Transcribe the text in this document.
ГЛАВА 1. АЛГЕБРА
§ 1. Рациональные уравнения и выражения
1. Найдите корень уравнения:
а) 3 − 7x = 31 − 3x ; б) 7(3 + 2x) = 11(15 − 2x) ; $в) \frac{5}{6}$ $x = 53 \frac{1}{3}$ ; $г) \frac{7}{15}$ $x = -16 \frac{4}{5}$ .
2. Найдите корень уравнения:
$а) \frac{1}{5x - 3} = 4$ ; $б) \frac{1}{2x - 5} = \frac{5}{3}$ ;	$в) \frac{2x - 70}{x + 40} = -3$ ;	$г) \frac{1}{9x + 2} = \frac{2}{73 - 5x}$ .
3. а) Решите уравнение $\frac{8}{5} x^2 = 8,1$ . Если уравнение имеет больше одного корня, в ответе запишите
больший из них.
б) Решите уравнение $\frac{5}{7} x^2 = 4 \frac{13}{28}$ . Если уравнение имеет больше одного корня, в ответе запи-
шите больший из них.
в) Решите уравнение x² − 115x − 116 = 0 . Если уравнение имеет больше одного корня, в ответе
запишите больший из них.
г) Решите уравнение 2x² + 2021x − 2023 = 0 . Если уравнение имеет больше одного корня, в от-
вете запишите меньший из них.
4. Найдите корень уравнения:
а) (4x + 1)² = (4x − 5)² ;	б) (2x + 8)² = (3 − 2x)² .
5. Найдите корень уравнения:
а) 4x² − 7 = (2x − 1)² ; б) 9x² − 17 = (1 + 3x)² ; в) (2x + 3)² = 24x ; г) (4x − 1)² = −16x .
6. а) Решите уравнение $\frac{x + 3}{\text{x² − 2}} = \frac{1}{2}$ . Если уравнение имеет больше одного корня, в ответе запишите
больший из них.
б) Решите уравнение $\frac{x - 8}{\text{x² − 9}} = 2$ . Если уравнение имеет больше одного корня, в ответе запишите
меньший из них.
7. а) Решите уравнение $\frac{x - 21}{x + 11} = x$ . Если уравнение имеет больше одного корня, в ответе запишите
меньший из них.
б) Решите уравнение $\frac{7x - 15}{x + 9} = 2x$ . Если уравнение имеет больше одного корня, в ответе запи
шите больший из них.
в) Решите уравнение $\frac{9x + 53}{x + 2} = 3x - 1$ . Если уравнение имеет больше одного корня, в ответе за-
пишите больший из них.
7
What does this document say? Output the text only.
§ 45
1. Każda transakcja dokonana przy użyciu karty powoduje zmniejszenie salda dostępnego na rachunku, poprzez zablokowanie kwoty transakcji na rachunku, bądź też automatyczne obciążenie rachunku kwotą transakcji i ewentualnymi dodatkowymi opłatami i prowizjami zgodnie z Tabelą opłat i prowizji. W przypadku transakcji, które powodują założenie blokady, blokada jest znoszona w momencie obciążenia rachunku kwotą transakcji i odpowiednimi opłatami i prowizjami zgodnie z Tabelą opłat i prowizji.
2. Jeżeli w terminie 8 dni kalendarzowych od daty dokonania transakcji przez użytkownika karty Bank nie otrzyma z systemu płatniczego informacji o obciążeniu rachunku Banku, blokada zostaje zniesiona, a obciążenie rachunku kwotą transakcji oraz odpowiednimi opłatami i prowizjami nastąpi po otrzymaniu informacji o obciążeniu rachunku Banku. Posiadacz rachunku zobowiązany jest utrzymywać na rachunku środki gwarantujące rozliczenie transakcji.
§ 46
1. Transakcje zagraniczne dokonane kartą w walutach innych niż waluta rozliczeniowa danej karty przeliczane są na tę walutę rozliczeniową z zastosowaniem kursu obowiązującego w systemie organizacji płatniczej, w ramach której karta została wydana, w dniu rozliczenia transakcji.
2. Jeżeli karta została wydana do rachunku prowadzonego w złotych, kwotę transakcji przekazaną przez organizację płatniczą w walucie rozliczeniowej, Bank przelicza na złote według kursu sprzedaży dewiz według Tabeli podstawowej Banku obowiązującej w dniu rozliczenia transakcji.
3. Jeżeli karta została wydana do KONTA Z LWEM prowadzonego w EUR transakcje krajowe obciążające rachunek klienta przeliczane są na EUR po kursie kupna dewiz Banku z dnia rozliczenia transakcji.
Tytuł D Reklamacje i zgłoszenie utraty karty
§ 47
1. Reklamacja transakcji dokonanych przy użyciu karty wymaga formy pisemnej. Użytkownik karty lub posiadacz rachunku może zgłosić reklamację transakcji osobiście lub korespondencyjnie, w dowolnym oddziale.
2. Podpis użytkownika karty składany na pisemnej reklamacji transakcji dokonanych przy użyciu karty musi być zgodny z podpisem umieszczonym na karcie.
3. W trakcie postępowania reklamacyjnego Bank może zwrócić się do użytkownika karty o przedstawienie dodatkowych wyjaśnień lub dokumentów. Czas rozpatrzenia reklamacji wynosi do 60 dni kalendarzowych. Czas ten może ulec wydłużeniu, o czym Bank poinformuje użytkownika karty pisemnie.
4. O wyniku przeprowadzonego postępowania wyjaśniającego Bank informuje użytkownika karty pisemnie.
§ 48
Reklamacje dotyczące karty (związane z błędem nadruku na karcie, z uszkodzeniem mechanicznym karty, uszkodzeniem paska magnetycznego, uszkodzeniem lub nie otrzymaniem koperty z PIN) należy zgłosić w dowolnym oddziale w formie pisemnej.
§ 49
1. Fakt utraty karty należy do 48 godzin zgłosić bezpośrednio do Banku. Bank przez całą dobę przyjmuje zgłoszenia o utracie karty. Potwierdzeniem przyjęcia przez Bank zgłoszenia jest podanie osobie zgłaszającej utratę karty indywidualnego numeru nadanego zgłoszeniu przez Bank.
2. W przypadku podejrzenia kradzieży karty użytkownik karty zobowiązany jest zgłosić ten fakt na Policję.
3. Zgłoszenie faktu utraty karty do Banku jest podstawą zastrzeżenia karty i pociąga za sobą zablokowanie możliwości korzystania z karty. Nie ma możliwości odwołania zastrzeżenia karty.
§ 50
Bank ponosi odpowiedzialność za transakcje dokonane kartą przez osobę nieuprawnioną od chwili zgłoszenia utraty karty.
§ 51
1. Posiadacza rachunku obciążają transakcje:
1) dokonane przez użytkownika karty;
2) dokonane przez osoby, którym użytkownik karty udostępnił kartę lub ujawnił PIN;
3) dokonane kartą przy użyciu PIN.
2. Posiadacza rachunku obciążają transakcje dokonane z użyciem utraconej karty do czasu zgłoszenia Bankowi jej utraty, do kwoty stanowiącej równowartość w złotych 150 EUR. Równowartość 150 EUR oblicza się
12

* [Exercise brief]: Point out every line holding the string "Banku" and copy it.

* [Written answer]:
2. Jeżeli w terminie 8 dni kalendarzowych od daty dokonania transakcji przez użytkownika karty Bank nie otrzyma z systemu płatniczego informacji o obciążeniu rachunku Banku, blokada zostaje zniesiona, a obciążenie rachunku kwotą transakcji oraz odpowiednimi opłatami i prowizjami nastąpi po otrzymaniu informacji o obciążeniu rachunku Banku. Posiadacz rachunku zobowiązany jest utrzymywać na rachunku środki gwarantujące rozliczenie transakcji.
2. Jeżeli karta została wydana do rachunku prowadzonego w złotych, kwotę transakcji przekazaną przez organizację płatniczą w walucie rozliczeniowej, Bank przelicza na złote według kursu sprzedaży dewiz według Tabeli podstawowej Banku obowiązującej w dniu rozliczenia transakcji.
3. Jeżeli karta została wydana do KONTA Z LWEM prowadzonego w EUR transakcje krajowe obciążające rachunek klienta przeliczane są na EUR po kursie kupna dewiz Banku z dnia rozliczenia transakcji.
1. Fakt utraty karty należy do 48 godzin zgłosić bezpośrednio do Banku. Bank przez całą dobę przyjmuje zgłoszenia o utracie karty. Potwierdzeniem przyjęcia przez Bank zgłoszenia jest podanie osobie zgłaszającej utratę karty indywidualnego numeru nadanego zgłoszeniu przez Bank.
3. Zgłoszenie faktu utraty karty do Banku jest podstawą zastrzeżenia karty i pociąga za sobą zablokowanie możliwości korzystania z karty. Nie ma możliwości odwołania zastrzeżenia karty.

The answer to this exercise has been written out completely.